■ SHORT EXERCISE ■
Omit the pictures, please, and give each record below again exactly.
** BEGIN DATA PROVIDED **
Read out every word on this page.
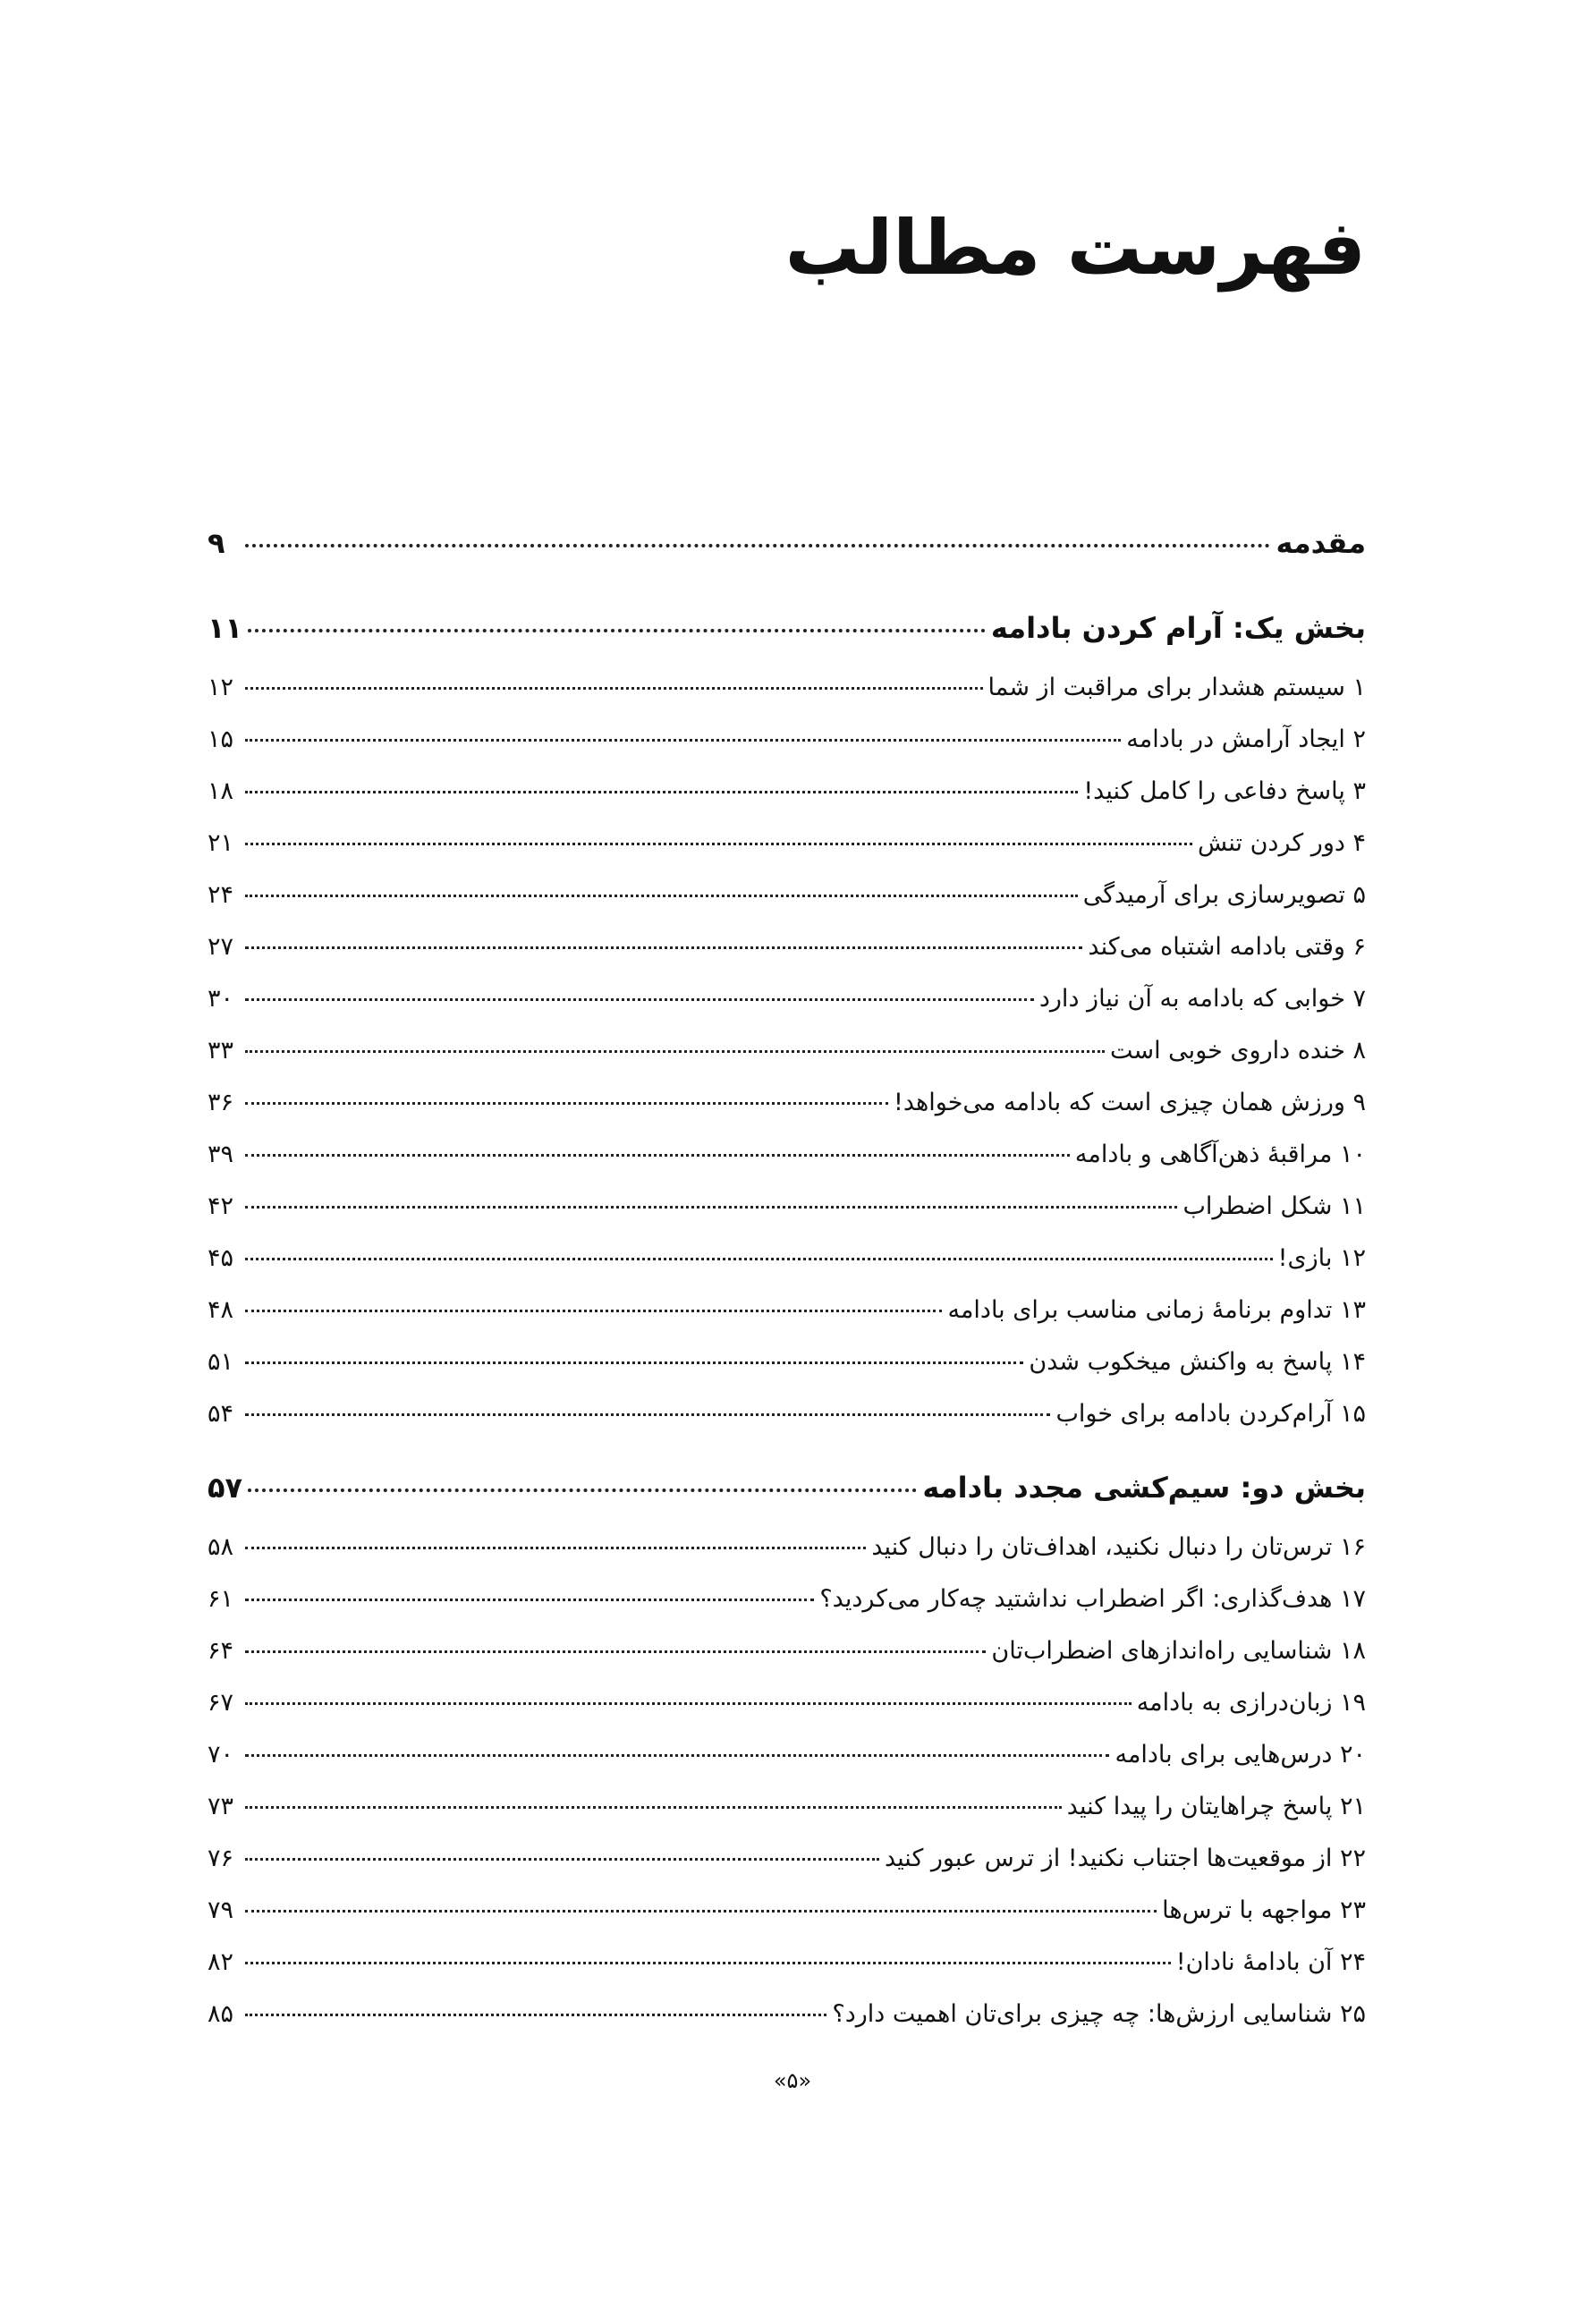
فهرست مطالب
مقدمه
۹
بخش یک: آرام کردن بادامه
۱۱
۱ سیستم هشدار برای مراقبت از شما
۱۲
۲ ایجاد آرامش در بادامه
۱۵
۳ پاسخ دفاعی را کامل کنید!
۱۸
۴ دور کردن تنش
۲۱
۵ تصویرسازی برای آرمیدگی
۲۴
۶ وقتی بادامه اشتباه می‌کند
۲۷
۷ خوابی که بادامه به آن نیاز دارد
۳۰
۸ خنده داروی خوبی است
۳۳
۹ ورزش همان چیزی است که بادامه می‌خواهد!
۳۶
۱۰ مراقبهٔ ذهن‌آگاهی و بادامه
۳۹
۱۱ شکل اضطراب
۴۲
۱۲ بازی!
۴۵
۱۳ تداوم برنامهٔ زمانی مناسب برای بادامه
۴۸
۱۴ پاسخ به واکنش میخکوب شدن
۵۱
۱۵ آرام‌کردن بادامه برای خواب
۵۴
بخش دو: سیم‌کشی مجدد بادامه
۵۷
۱۶ ترس‌تان را دنبال نکنید، اهداف‌تان را دنبال کنید
۵۸
۱۷ هدف‌گذاری: اگر اضطراب نداشتید چه‌کار می‌کردید؟
۶۱
۱۸ شناسایی راه‌اندازهای اضطراب‌تان
۶۴
۱۹ زبان‌درازی به بادامه
۶۷
۲۰ درس‌هایی برای بادامه
۷۰
۲۱ پاسخ چراهایتان را پیدا کنید
۷۳
۲۲ از موقعیت‌ها اجتناب نکنید! از ترس عبور کنید
۷۶
۲۳ مواجهه با ترس‌ها
۷۹
۲۴ آن بادامهٔ نادان!
۸۲
۲۵ شناسایی ارزش‌ها: چه چیزی برای‌تان اهمیت دارد؟
۸۵
«۵»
** END DATA PROVIDED **
■ CORRECT OUTPUT ■
Read out every word on this page.
فهرست مطالب
مقدمه
۹
بخش یک: آرام کردن بادامه
۱۱
۱ سیستم هشدار برای مراقبت از شما
۱۲
۲ ایجاد آرامش در بادامه
۱۵
۳ پاسخ دفاعی را کامل کنید!
۱۸
۴ دور کردن تنش
۲۱
۵ تصویرسازی برای آرمیدگی
۲۴
۶ وقتی بادامه اشتباه می‌کند
۲۷
۷ خوابی که بادامه به آن نیاز دارد
۳۰
۸ خنده داروی خوبی است
۳۳
۹ ورزش همان چیزی است که بادامه می‌خواهد!
۳۶
۱۰ مراقبهٔ ذهن‌آگاهی و بادامه
۳۹
۱۱ شکل اضطراب
۴۲
۱۲ بازی!
۴۵
۱۳ تداوم برنامهٔ زمانی مناسب برای بادامه
۴۸
۱۴ پاسخ به واکنش میخکوب شدن
۵۱
۱۵ آرام‌کردن بادامه برای خواب
۵۴
بخش دو: سیم‌کشی مجدد بادامه
۵۷
۱۶ ترس‌تان را دنبال نکنید، اهداف‌تان را دنبال کنید
۵۸
۱۷ هدف‌گذاری: اگر اضطراب نداشتید چه‌کار می‌کردید؟
۶۱
۱۸ شناسایی راه‌اندازهای اضطراب‌تان
۶۴
۱۹ زبان‌درازی به بادامه
۶۷
۲۰ درس‌هایی برای بادامه
۷۰
۲۱ پاسخ چراهایتان را پیدا کنید
۷۳
۲۲ از موقعیت‌ها اجتناب نکنید! از ترس عبور کنید
۷۶
۲۳ مواجهه با ترس‌ها
۷۹
۲۴ آن بادامهٔ نادان!
۸۲
۲۵ شناسایی ارزش‌ها: چه چیزی برای‌تان اهمیت دارد؟
۸۵
«۵»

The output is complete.